● Do this
Search the entries for the word "пунктов" and pull out each line that has it.

------ Data provided

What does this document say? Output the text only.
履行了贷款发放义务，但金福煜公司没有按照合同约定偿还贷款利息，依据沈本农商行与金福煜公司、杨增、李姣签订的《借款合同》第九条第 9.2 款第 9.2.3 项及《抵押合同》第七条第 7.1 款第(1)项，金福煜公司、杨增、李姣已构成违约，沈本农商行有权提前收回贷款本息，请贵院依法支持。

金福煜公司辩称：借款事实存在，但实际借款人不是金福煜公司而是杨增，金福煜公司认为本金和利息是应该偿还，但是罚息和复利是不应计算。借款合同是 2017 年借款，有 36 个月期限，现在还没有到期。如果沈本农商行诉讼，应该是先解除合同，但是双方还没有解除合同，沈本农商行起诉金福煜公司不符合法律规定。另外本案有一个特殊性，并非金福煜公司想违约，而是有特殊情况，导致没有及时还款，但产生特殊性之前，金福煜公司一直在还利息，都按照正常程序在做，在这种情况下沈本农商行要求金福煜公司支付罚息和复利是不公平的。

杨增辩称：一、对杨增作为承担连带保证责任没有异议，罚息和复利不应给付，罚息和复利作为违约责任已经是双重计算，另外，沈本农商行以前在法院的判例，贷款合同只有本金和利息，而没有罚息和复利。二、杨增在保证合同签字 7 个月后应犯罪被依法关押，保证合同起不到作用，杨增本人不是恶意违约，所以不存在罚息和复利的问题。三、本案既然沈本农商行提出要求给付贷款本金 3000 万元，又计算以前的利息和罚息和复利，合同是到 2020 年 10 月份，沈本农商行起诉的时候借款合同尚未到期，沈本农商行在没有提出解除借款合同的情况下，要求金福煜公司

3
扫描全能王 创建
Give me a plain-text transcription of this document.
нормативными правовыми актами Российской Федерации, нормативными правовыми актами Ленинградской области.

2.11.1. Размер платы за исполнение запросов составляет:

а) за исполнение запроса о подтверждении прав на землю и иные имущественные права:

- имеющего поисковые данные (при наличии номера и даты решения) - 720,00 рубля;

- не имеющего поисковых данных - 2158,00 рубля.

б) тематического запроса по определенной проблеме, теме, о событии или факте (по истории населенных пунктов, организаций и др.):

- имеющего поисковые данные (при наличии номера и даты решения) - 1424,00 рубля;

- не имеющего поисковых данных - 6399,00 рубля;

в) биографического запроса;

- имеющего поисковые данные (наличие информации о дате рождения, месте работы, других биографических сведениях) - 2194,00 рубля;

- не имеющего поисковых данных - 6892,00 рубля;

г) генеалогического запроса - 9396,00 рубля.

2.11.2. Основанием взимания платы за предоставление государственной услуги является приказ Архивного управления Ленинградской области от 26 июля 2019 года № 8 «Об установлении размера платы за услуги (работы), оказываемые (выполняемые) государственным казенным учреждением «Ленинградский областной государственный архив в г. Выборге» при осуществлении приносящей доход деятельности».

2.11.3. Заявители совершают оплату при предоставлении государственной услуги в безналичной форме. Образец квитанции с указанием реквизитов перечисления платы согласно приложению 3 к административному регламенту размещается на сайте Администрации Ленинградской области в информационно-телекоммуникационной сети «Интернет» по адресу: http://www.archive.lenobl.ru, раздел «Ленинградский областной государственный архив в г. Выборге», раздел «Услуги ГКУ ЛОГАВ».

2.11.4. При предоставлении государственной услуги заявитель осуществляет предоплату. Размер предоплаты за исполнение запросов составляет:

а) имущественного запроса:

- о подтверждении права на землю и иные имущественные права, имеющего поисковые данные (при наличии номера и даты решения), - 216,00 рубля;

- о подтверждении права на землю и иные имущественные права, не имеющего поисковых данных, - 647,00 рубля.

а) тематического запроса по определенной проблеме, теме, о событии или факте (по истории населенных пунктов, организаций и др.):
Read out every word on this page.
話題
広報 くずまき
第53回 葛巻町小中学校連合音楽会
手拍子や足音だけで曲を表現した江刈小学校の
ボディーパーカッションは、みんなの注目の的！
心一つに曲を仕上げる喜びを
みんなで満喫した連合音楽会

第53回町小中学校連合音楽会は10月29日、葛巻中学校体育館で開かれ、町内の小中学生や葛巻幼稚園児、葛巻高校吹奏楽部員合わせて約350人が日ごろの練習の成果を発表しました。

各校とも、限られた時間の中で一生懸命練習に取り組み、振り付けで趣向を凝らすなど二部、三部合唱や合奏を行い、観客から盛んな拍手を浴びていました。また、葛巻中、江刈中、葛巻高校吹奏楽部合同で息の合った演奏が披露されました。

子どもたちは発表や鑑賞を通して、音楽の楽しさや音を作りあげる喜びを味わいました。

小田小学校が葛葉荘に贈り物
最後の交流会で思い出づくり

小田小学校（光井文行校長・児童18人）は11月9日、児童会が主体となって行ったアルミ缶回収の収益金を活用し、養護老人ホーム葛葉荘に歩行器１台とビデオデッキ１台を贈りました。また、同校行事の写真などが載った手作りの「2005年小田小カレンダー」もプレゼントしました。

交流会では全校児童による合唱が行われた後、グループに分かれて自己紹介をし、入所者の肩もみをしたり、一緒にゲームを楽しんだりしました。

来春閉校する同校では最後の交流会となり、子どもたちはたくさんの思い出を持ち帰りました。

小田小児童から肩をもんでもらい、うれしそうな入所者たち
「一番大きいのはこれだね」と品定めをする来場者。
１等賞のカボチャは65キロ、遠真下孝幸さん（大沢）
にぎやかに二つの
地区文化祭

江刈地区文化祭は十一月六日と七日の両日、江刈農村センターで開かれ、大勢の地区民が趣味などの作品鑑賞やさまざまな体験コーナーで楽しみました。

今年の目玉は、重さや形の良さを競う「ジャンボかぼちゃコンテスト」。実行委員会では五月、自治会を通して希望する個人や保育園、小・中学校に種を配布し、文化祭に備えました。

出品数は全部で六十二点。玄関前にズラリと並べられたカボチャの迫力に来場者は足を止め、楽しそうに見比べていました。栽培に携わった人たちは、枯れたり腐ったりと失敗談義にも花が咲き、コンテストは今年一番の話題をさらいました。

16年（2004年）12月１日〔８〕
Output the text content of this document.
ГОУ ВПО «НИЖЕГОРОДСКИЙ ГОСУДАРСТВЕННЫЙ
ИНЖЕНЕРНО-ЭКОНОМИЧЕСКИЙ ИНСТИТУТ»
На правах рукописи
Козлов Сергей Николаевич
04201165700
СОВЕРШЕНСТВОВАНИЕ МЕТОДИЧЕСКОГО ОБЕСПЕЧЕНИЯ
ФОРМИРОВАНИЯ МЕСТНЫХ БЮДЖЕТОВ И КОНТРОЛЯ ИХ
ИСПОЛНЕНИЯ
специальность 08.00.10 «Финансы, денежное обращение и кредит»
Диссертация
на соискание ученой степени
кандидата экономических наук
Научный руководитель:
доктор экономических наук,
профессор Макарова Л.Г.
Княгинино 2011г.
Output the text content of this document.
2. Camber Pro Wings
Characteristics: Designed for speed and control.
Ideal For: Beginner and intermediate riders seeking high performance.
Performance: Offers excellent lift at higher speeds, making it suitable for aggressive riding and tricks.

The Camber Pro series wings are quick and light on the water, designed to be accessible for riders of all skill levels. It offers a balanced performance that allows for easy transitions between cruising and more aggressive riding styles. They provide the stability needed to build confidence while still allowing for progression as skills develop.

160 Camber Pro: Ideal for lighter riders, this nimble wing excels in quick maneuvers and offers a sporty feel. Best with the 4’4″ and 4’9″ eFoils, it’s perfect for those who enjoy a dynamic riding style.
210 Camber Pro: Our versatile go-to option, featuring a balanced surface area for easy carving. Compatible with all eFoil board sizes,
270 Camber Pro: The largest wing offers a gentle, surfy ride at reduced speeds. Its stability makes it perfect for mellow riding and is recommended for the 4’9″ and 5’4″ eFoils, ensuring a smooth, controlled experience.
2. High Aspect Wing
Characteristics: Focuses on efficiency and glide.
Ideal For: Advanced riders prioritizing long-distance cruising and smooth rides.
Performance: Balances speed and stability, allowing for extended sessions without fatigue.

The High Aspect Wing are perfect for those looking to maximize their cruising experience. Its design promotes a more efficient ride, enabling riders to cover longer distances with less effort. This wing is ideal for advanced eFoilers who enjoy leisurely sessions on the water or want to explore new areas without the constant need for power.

------------

● Solution to the problem
б) тематического запроса по определенной проблеме, теме, о событии или факте (по истории населенных пунктов, организаций и др.):
а) тематического запроса по определенной проблеме, теме, о событии или факте (по истории населенных пунктов, организаций и др.):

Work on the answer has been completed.